_DOCUMENT_:
......

In Part 1 of this series, we introduced the project and took a look at the theory of operation, plus the key components which would be used. In Part 2 we now move on to selecting a suitable steel wall enclosure and the remainder of the components for our industrial control system.
Having taken delivery of the main components, we laid these out on the bench and arranged them such that the industrial power sockets would be correctly oriented, there would be optimal — or at least close to — wiring between components, and sufficient space to run cables. This usually involves an element of trial and error and it is best to leave a reasonable amount of space, based on the assumption that some additional components may need to be added sooner or later.
We came to the conclusion that an enclosure 1,000mm wide, 600mm tall and at least 20mm deep should suffice, but it wouldn’t hurt to be a little wider.
Bill of materials
An RS PRO 1200 mm x 600 mm x 250mm steel wall box was selected and this can be seen pictured above. This model features two doors, plus a removable chassis plate and two cable gland plates.
The components which will be used in the build are listed below.
- Rock 4 Model C+ SBC
- USB to RS485 converter cable
- Italtronic ABS Case for use with Raspberry Pi 4 in Grey
- RS PRO Logic Module, 12 → 24 V dc Supply
- RS PRO 3 Phase LCD Backlit Energy Meter
- RS PRO Steel Wall Box, IP66, 1200 mm x 600 mm x 250mm
- RS PRO Grey Slotted Panel Trunking - Open Slot, W50 mm x D50mm
- Phoenix Contact Perforated DIN Rail
- RS PRO Switch Mode DIN Rail Power Supply, 230V ac, 24V dc
- RS PRO Switch Mode DIN Rail Power Supply, 230V ac, 5V dc
- Schneider Electric LC1D Series Contactor, 24 V dc Coil, 4-Pole
- ABB ESB Series Contactor, 24 V Coil, 2-Pole
- RS PRO MCB, 3P, 16A Curve C
- RS PRO MCB, 3P, 32A Curve C
- RS PRO MCB, 1P, 16A Curve C
- Contactum RCBO, 16A Current Rating, 1P Poles
- Contactum RCBO, 6A Current Rating, 1P Poles
- RS PRO IP67 Red Panel Mount 3P + N + E Angled Industrial Power Socket
- RS PRO IP67 Blue Panel Mount 2P + E Angled Industrial Power Socket
- Neutrik Mains Plug, 20A
- Binder Circular Connector, 5 Contacts
- Binder Circular Connector, 8 Contacts
- RS PRO 3 Position Selector Switch Head, 22mm Cutout, Red
- RS PRO 3 Position Selector Switch Head, 22mm Cutout, Green Handle
- RS PRO Contact Block for Use with RS PRO Modular Plastic Push Button
- RS PRO Light Block - Red, 24 V ac/dc
- RS PRO Light Block - Green, 24 V ac/dc
- Schneider Electric, Harmony XB5, Panel Mount Red/Green/Yellow LED
- Phoenix Contact E/NS 35 N Series End Stop
- Phoenix Contact PT 2.5/S-QUATTRO-PE Series Earth Terminal Block
- Phoenix Contact UT 16-PE Series Green/Yellow Earth Terminal Block
- Phoenix Contact D-UT 16 Series End Cover
- Phoenix Contact UT 16 BU Series Blue Feed Through Terminal Block
- Phoenix Contact UT 16 Series Grey Feed Through Terminal Block
- Phoenix Contact FBI 10-12 Series Fixed Bridge
- Phoenix Contact Plug-in bridge - FBS 2-12
- Phoenix Contact PT 2.5-TWIN RD Series Red
- Phoenix Contact PT 2.5-TWIN BK Series Black
- Phoenix Contact PT 2.5-TWIN OG Series Orange
- Phoenix Contact PT 2.5-TWIN Series Grey
- Phoenix Contact PT 2.5-TWIN BU Series Blue
- Phoenix Contact PTU 2.5-TWIN-PE Series Green/Yellow
- Phoenix Contact FBS 2-5 Series Jumper Bar
- Phoenix Contact D-ST Series End Cover
- Phoenix Contact, ZB Marker Strip #
- Phoenix Contact PT 4-QUATTRO BU Series Blue
- Phoenix Contact 4-Way PT 4-QUATTRO-PE Earth Terminal Block
- Phoenix Contact PT 4-QUATTRO Series Grey Feed Through Terminal Block
- Phoenix Contact D-PT 4-QUATTRO Series End Cover
As can be seen, this is a pretty sizeable list, but a lot of the items are DIN rail terminals of different sizes and colours, plus DIN rail accessories, such as end covers and jumper bars. It all starts to quickly add up once you have terminals for different wire gauges and purposes. It’s possible there may still be the odd missing item — most likely DIN rail terminal related! — and if so these will be ordered at a later stage. Note that hook up wire and ferrules are absent from the above.

......

_DATA EXTRACT_:
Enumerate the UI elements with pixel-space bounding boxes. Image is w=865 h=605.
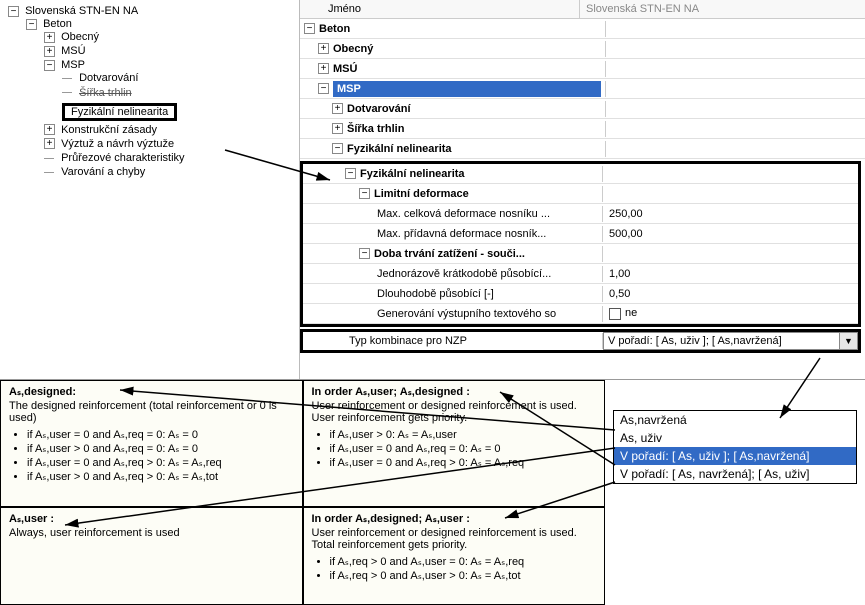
help-bullet: if Aₛ,req > 0 and Aₛ,user = 0: Aₛ = Aₛ,r… xyxy=(330,555,597,568)
tree-item[interactable]: Dotvarování xyxy=(79,73,138,85)
help-order-designed-user: In order Aₛ,designed; Aₛ,user : User rei… xyxy=(303,507,606,605)
dropdown-option-selected[interactable]: V pořadí: [ As, uživ ]; [ As,navržená] xyxy=(614,447,856,465)
tree-leaf-icon xyxy=(62,73,73,84)
prop-toggle[interactable]: − xyxy=(359,248,370,259)
prop-group[interactable]: Beton xyxy=(319,21,601,37)
help-order-user-designed: In order Aₛ,user; Aₛ,designed : User rei… xyxy=(303,380,606,507)
prop-group[interactable]: Fyzikální nelinearita xyxy=(360,166,598,182)
name-label: Jméno xyxy=(300,0,580,18)
highlighted-combo-row: Typ kombinace pro NZP V pořadí: [ As, už… xyxy=(300,329,861,353)
prop-toggle[interactable]: + xyxy=(332,123,343,134)
tree-toggle[interactable]: − xyxy=(8,6,19,17)
tree-leaf-icon xyxy=(62,87,73,98)
checkbox-icon[interactable] xyxy=(609,308,621,320)
prop-label: Typ kombinace pro NZP xyxy=(349,333,598,349)
help-bullet: if Aₛ,req > 0 and Aₛ,user > 0: Aₛ = Aₛ,t… xyxy=(330,569,597,582)
tree-toggle[interactable]: + xyxy=(44,138,55,149)
dropdown-option[interactable]: V pořadí: [ As, navržená]; [ As, uživ] xyxy=(614,465,856,483)
help-bullet: if Aₛ,user = 0 and Aₛ,req > 0: Aₛ = Aₛ,r… xyxy=(27,456,294,469)
dropdown-option[interactable]: As,navržená xyxy=(614,411,856,429)
help-bullet: if Aₛ,user > 0 and Aₛ,req > 0: Aₛ = Aₛ,t… xyxy=(27,470,294,483)
help-bullet: if Aₛ,user > 0: Aₛ = Aₛ,user xyxy=(330,428,597,441)
help-bullet: if Aₛ,user = 0 and Aₛ,req = 0: Aₛ = 0 xyxy=(330,442,597,455)
prop-value[interactable]: ne xyxy=(603,305,858,321)
tree-toggle[interactable]: + xyxy=(44,124,55,135)
prop-value[interactable]: 250,00 xyxy=(603,206,858,222)
prop-toggle[interactable]: + xyxy=(318,43,329,54)
highlighted-tree-item[interactable]: Fyzikální nelinearita xyxy=(62,103,177,121)
prop-group[interactable]: MSÚ xyxy=(333,61,601,77)
tree-item[interactable]: Obecný xyxy=(61,31,99,43)
tree-toggle[interactable]: − xyxy=(26,19,37,30)
help-bullet: if Aₛ,user = 0 and Aₛ,req = 0: Aₛ = 0 xyxy=(27,428,294,441)
help-designed: Aₛ,designed: The designed reinforcement … xyxy=(0,380,303,507)
tree-toggle[interactable]: − xyxy=(44,60,55,71)
prop-value[interactable]: 1,00 xyxy=(603,266,858,282)
tree-item-beton[interactable]: Beton xyxy=(43,18,72,30)
tree-leaf-icon xyxy=(44,167,55,178)
chevron-down-icon[interactable]: ▼ xyxy=(839,333,857,349)
help-user: Aₛ,user : Always, user reinforcement is … xyxy=(0,507,303,605)
prop-group[interactable]: Šířka trhlin xyxy=(347,121,601,137)
help-bullet: if Aₛ,user = 0 and Aₛ,req > 0: Aₛ = Aₛ,r… xyxy=(330,456,597,469)
tree-item[interactable]: Výztuž a návrh výztuže xyxy=(61,138,174,150)
prop-toggle[interactable]: + xyxy=(332,103,343,114)
prop-group[interactable]: Obecný xyxy=(333,41,601,57)
help-panel: Aₛ,designed: The designed reinforcement … xyxy=(0,380,865,605)
tree-item-struck[interactable]: Šířka trhlin xyxy=(79,87,132,99)
prop-value[interactable]: 0,50 xyxy=(603,286,858,302)
combo-value: V pořadí: [ As, uživ ]; [ As,navržená] xyxy=(604,333,839,349)
prop-toggle[interactable]: − xyxy=(345,168,356,179)
tree-toggle[interactable]: + xyxy=(44,32,55,43)
prop-group[interactable]: Dotvarování xyxy=(347,101,601,117)
name-value: Slovenská STN-EN NA xyxy=(580,0,865,18)
prop-group-selected[interactable]: MSP xyxy=(333,81,601,97)
combo-box[interactable]: V pořadí: [ As, uživ ]; [ As,navržená] ▼ xyxy=(603,332,858,350)
prop-toggle[interactable]: − xyxy=(332,143,343,154)
tree-item-root[interactable]: Slovenská STN-EN NA xyxy=(25,5,138,17)
prop-toggle[interactable]: − xyxy=(359,188,370,199)
tree-item[interactable]: MSP xyxy=(61,59,85,71)
prop-group[interactable]: Doba trvání zatížení - souči... xyxy=(374,246,598,262)
dropdown-option[interactable]: As, uživ xyxy=(614,429,856,447)
prop-label: Jednorázově krátkodobě působící... xyxy=(377,266,598,282)
name-row: Jméno Slovenská STN-EN NA xyxy=(300,0,865,19)
dropdown-list[interactable]: As,navržená As, uživ V pořadí: [ As, uži… xyxy=(613,410,857,484)
tree-item[interactable]: Varování a chyby xyxy=(61,166,145,178)
prop-label: Dlouhodobě působící [-] xyxy=(377,286,598,302)
tree-item[interactable]: MSÚ xyxy=(61,45,85,57)
highlighted-prop-section: −Fyzikální nelinearita −Limitní deformac… xyxy=(300,161,861,327)
prop-label: Generování výstupního textového so xyxy=(377,306,598,322)
help-bullet: if Aₛ,user > 0 and Aₛ,req = 0: Aₛ = 0 xyxy=(27,442,294,455)
tree-item[interactable]: Průřezové charakteristiky xyxy=(61,152,185,164)
prop-toggle[interactable]: + xyxy=(318,63,329,74)
prop-group[interactable]: Limitní deformace xyxy=(374,186,598,202)
prop-toggle[interactable]: − xyxy=(304,23,315,34)
tree-toggle[interactable]: + xyxy=(44,46,55,57)
tree-leaf-icon xyxy=(44,153,55,164)
prop-toggle[interactable]: − xyxy=(318,83,329,94)
prop-group[interactable]: Fyzikální nelinearita xyxy=(347,141,601,157)
prop-label: Max. přídavná deformace nosník... xyxy=(377,226,598,242)
nav-tree: − Slovenská STN-EN NA − Beton + Obecný xyxy=(0,0,300,379)
prop-value[interactable]: 500,00 xyxy=(603,226,858,242)
prop-label: Max. celková deformace nosníku ... xyxy=(377,206,598,222)
dropdown-container: As,navržená As, uživ V pořadí: [ As, uži… xyxy=(605,380,865,605)
property-grid: Jméno Slovenská STN-EN NA −Beton +Obecný… xyxy=(300,0,865,379)
tree-item[interactable]: Konstrukční zásady xyxy=(61,124,157,136)
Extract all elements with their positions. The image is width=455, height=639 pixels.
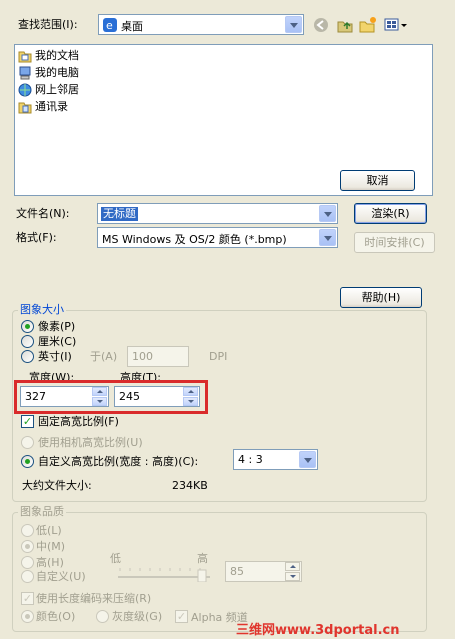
unit-cm-label: 厘米(C) <box>38 335 77 348</box>
quality-value-input[interactable]: 85 <box>225 561 302 582</box>
fixed-ratio-label: 固定高宽比例(F) <box>38 415 119 428</box>
fixed-ratio-checkbox[interactable]: ✓ <box>21 415 34 428</box>
image-size-title: 图象大小 <box>18 303 66 317</box>
filesize-value: 234KB <box>172 479 208 492</box>
quality-high-label: 高(H) <box>36 556 64 569</box>
back-icon[interactable] <box>313 17 329 33</box>
folder-documents-icon <box>18 49 32 63</box>
ratio-dropdown[interactable]: 4 : 3 <box>233 449 318 470</box>
chevron-down-icon[interactable] <box>299 451 316 468</box>
quality-title: 图象品质 <box>18 505 66 519</box>
filename-label: 文件名(N): <box>16 207 70 220</box>
rle-label: 使用长度编码来压缩(R) <box>36 592 152 605</box>
format-value: MS Windows 及 OS/2 颜色 (*.bmp) <box>102 233 287 246</box>
cancel-button[interactable]: 取消 <box>340 170 415 191</box>
color-label: 颜色(O) <box>36 610 76 623</box>
filesize-label: 大约文件大小: <box>22 479 92 492</box>
unit-pixel-label: 像素(P) <box>38 320 76 333</box>
svg-text:e: e <box>106 19 113 32</box>
filename-field[interactable]: 无标题 <box>97 203 338 224</box>
lookin-label: 查找范围(I): <box>18 18 78 31</box>
schedule-button[interactable]: 时间安排(C) <box>354 232 435 253</box>
unit-cm-radio[interactable] <box>21 335 34 348</box>
format-dropdown[interactable]: MS Windows 及 OS/2 颜色 (*.bmp) <box>97 227 338 248</box>
quality-medium-label: 中(M) <box>36 540 66 553</box>
network-icon <box>18 83 32 97</box>
chevron-down-icon[interactable] <box>319 205 336 222</box>
quality-medium-radio[interactable] <box>21 540 34 553</box>
lookin-value: 桌面 <box>121 20 143 33</box>
camera-ratio-radio[interactable] <box>21 436 34 449</box>
custom-ratio-label: 自定义高宽比例(宽度 : 高度)(C): <box>38 455 199 468</box>
rle-checkbox[interactable]: ✓ <box>21 592 34 605</box>
unit-inch-label: 英寸(I) <box>38 350 72 363</box>
format-label: 格式(F): <box>16 231 57 244</box>
dpi-input[interactable]: 100 <box>127 346 189 367</box>
slider-high-label: 高 <box>197 552 208 565</box>
quality-custom-label: 自定义(U) <box>36 570 86 583</box>
unit-inch-radio[interactable] <box>21 350 34 363</box>
chevron-down-icon[interactable] <box>319 229 336 246</box>
file-list[interactable]: 我的文档 我的电脑 网上邻居 通讯录 取消 <box>14 44 433 196</box>
quality-slider[interactable] <box>116 566 212 583</box>
dpi-label: DPI <box>209 350 228 363</box>
addressbook-icon <box>18 100 32 114</box>
save-button[interactable]: 渲染(R) <box>354 203 427 224</box>
quality-custom-radio[interactable] <box>21 570 34 583</box>
view-menu-icon[interactable] <box>384 17 408 33</box>
alpha-checkbox[interactable]: ✓ <box>175 610 188 623</box>
watermark-text: 三维网www.3dportal.cn <box>236 623 400 638</box>
color-radio[interactable] <box>21 610 34 623</box>
unit-pixel-radio[interactable] <box>21 320 34 333</box>
spin-down-icon[interactable] <box>285 572 300 581</box>
quality-high-radio[interactable] <box>21 556 34 569</box>
new-folder-icon[interactable] <box>359 16 377 34</box>
slider-low-label: 低 <box>110 552 121 565</box>
gray-label: 灰度级(G) <box>112 610 163 623</box>
lookin-dropdown[interactable]: e 桌面 <box>98 14 304 35</box>
computer-icon <box>18 66 32 80</box>
filename-value: 无标题 <box>101 207 138 221</box>
help-button[interactable]: 帮助(H) <box>340 287 422 308</box>
up-folder-icon[interactable] <box>336 16 354 34</box>
highlight-annotation <box>14 380 208 414</box>
gray-radio[interactable] <box>96 610 109 623</box>
spin-up-icon[interactable] <box>285 562 300 571</box>
quality-low-radio[interactable] <box>21 524 34 537</box>
quality-low-label: 低(L) <box>36 524 62 537</box>
camera-ratio-label: 使用相机高宽比例(U) <box>38 436 143 449</box>
desktop-icon: e <box>102 17 118 33</box>
at-label: 于(A) <box>90 350 118 363</box>
chevron-down-icon[interactable] <box>285 16 302 33</box>
custom-ratio-radio[interactable] <box>21 455 34 468</box>
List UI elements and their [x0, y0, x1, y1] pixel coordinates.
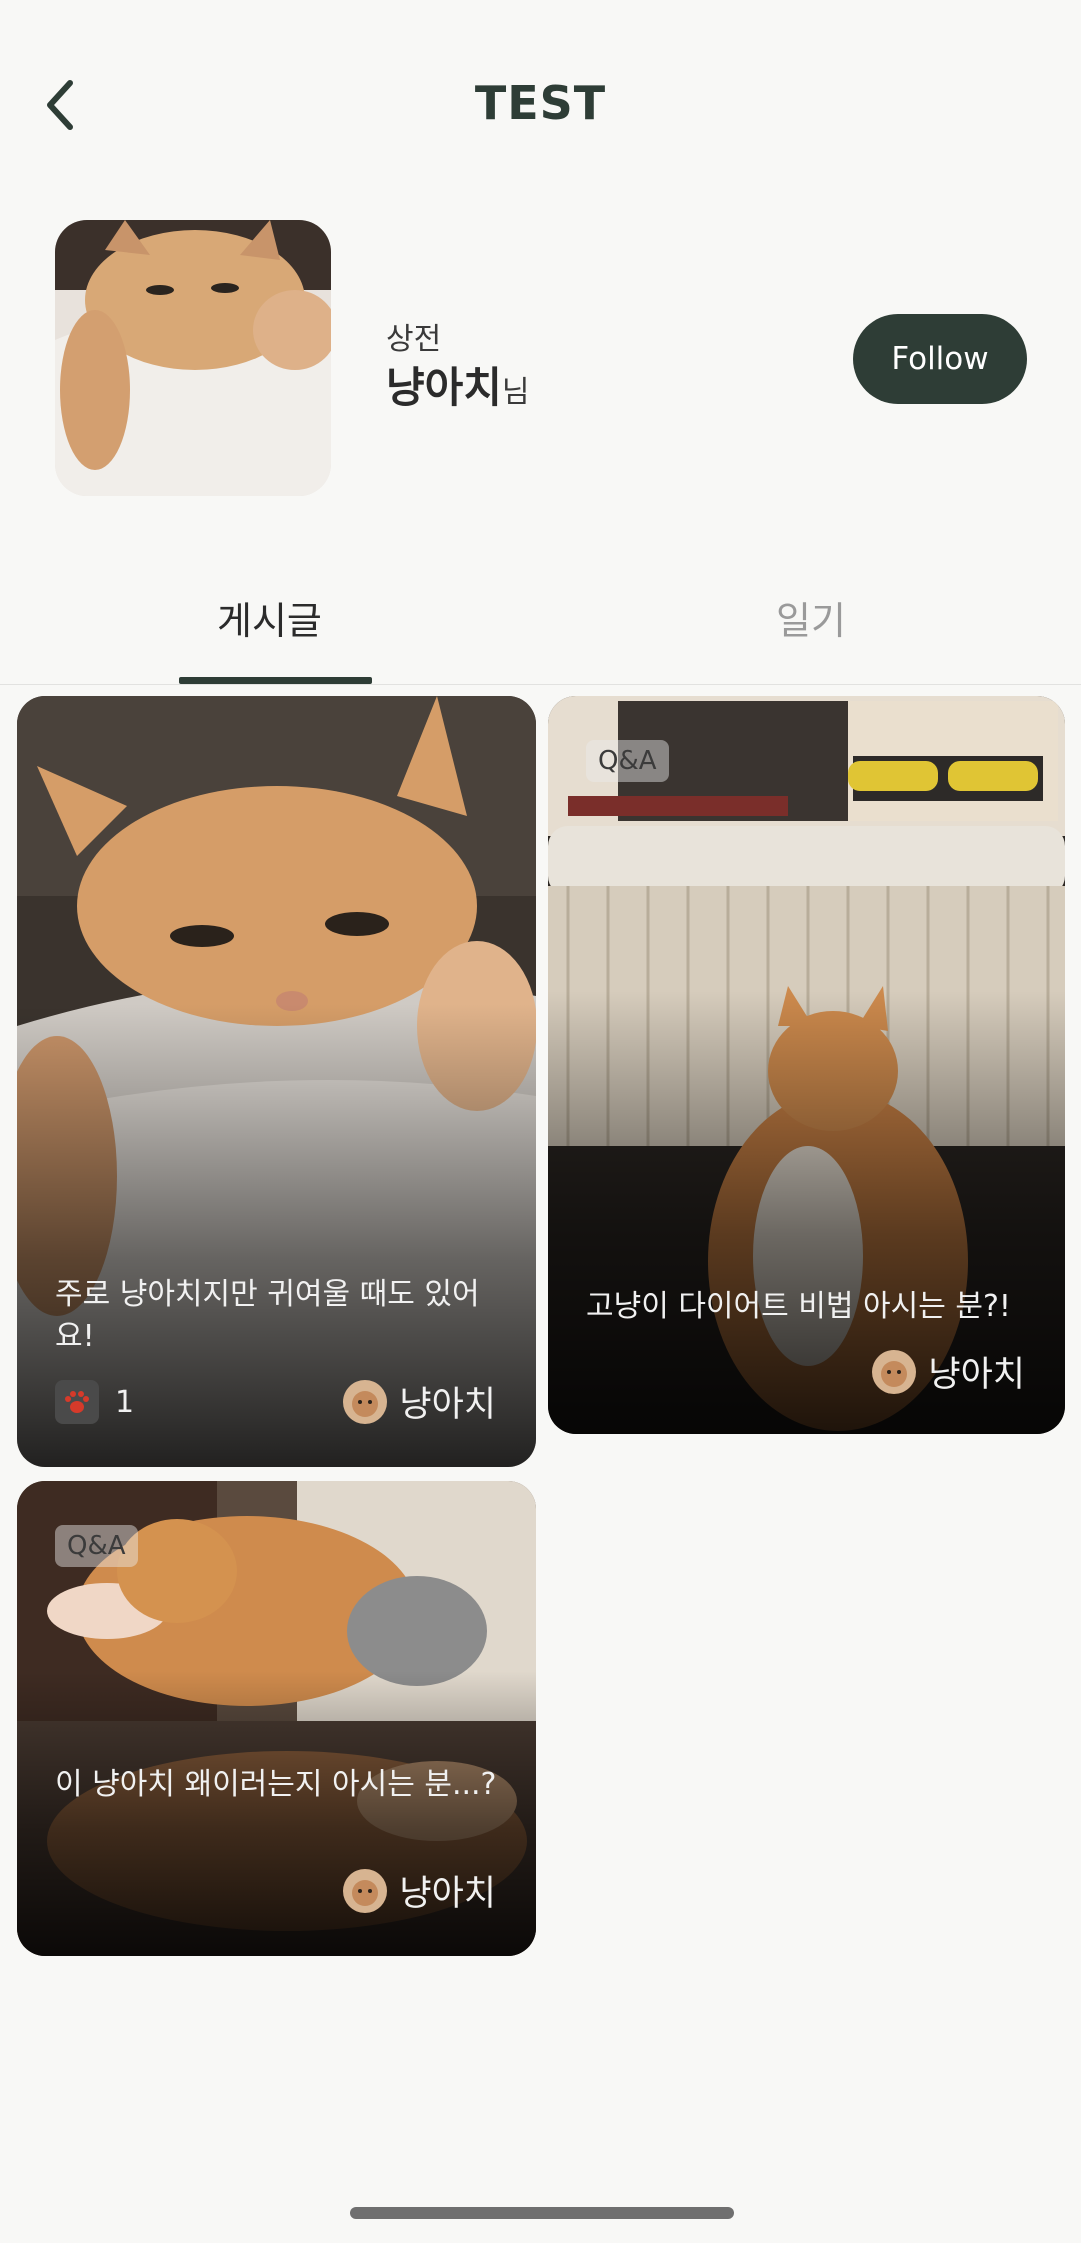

......

_THE TASKS_:
a. In the enclosure build article, how many doors does the selected steel wall box have?
b. Copy everything in the enclosure build article from "We came to the" down to "cable gland plates.", swapping "removable" for "detachable".

_PER-TASK OUTPUTS_:
a. Two.

b.
We came to the conclusion that an enclosure 1,000mm wide, 600mm tall and at least 20mm deep should suffice, but it wouldn’t hurt to be a little wider.
Bill of materials
An RS PRO 1200 mm x 600 mm x 250mm steel wall box was selected and this can be seen pictured above. This model features two doors, plus a detachable chassis plate and two cable gland plates.